Task:
Extract the full set of records that follows, word for word.

Record set:
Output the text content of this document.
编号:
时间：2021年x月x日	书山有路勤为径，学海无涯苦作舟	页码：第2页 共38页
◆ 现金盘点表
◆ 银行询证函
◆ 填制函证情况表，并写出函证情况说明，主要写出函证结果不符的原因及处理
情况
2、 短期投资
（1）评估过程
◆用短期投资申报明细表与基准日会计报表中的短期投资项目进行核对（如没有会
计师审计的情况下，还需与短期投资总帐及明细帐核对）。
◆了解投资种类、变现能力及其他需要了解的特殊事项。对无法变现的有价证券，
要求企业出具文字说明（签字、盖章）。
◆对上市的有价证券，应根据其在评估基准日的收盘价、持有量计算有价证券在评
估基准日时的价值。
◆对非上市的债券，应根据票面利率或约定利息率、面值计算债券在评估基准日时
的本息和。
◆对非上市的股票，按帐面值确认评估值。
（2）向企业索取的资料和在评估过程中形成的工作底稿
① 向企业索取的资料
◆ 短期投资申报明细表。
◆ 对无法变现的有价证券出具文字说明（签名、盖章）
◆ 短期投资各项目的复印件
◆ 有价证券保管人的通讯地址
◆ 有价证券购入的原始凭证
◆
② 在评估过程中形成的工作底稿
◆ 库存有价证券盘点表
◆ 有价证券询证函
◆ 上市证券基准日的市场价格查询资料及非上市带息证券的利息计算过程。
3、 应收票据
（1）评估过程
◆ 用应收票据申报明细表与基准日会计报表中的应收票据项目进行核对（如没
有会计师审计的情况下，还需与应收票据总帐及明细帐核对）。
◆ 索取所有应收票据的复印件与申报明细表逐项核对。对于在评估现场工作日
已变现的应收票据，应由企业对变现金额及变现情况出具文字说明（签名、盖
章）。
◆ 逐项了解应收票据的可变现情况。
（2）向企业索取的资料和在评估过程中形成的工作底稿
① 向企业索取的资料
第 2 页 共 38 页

Result of the exercise:
Output the text content of this document.
编号:
时间：2021年x月x日	书山有路勤为径，学海无涯苦作舟	页码：第2页 共38页
◆ 现金盘点表
◆ 银行询证函
◆ 填制函证情况表，并写出函证情况说明，主要写出函证结果不符的原因及处理
情况
2、 短期投资
（1）评估过程
◆用短期投资申报明细表与基准日会计报表中的短期投资项目进行核对（如没有会
计师审计的情况下，还需与短期投资总帐及明细帐核对）。
◆了解投资种类、变现能力及其他需要了解的特殊事项。对无法变现的有价证券，
要求企业出具文字说明（签字、盖章）。
◆对上市的有价证券，应根据其在评估基准日的收盘价、持有量计算有价证券在评
估基准日时的价值。
◆对非上市的债券，应根据票面利率或约定利息率、面值计算债券在评估基准日时
的本息和。
◆对非上市的股票，按帐面值确认评估值。
（2）向企业索取的资料和在评估过程中形成的工作底稿
① 向企业索取的资料
◆ 短期投资申报明细表。
◆ 对无法变现的有价证券出具文字说明（签名、盖章）
◆ 短期投资各项目的复印件
◆ 有价证券保管人的通讯地址
◆ 有价证券购入的原始凭证
◆
② 在评估过程中形成的工作底稿
◆ 库存有价证券盘点表
◆ 有价证券询证函
◆ 上市证券基准日的市场价格查询资料及非上市带息证券的利息计算过程。
3、 应收票据
（1）评估过程
◆ 用应收票据申报明细表与基准日会计报表中的应收票据项目进行核对（如没
有会计师审计的情况下，还需与应收票据总帐及明细帐核对）。
◆ 索取所有应收票据的复印件与申报明细表逐项核对。对于在评估现场工作日
已变现的应收票据，应由企业对变现金额及变现情况出具文字说明（签名、盖
章）。
◆ 逐项了解应收票据的可变现情况。
（2）向企业索取的资料和在评估过程中形成的工作底稿
① 向企业索取的资料
第 2 页 共 38 页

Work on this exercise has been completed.